━━ Records
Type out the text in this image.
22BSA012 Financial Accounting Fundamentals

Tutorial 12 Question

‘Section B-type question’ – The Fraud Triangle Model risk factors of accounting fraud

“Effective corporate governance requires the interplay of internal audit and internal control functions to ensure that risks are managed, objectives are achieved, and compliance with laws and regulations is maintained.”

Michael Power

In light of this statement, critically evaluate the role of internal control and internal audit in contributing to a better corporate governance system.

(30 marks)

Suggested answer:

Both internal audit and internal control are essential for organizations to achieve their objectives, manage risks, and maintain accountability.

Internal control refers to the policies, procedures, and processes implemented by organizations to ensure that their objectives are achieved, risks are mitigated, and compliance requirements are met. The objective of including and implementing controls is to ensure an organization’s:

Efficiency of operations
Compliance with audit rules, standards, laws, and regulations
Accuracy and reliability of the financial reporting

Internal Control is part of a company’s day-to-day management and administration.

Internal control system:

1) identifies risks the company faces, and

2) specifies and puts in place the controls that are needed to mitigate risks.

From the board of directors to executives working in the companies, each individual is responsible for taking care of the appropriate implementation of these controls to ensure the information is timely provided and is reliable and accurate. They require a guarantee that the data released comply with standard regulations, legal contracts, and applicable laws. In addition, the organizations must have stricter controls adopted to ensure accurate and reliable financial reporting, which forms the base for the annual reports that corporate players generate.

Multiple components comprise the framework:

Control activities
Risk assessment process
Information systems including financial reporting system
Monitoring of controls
━━━━
» Instructions to follow: Check each line of the records for the string "including" and state how many lines contain it. Give only the number.

» Result of this exercise: 2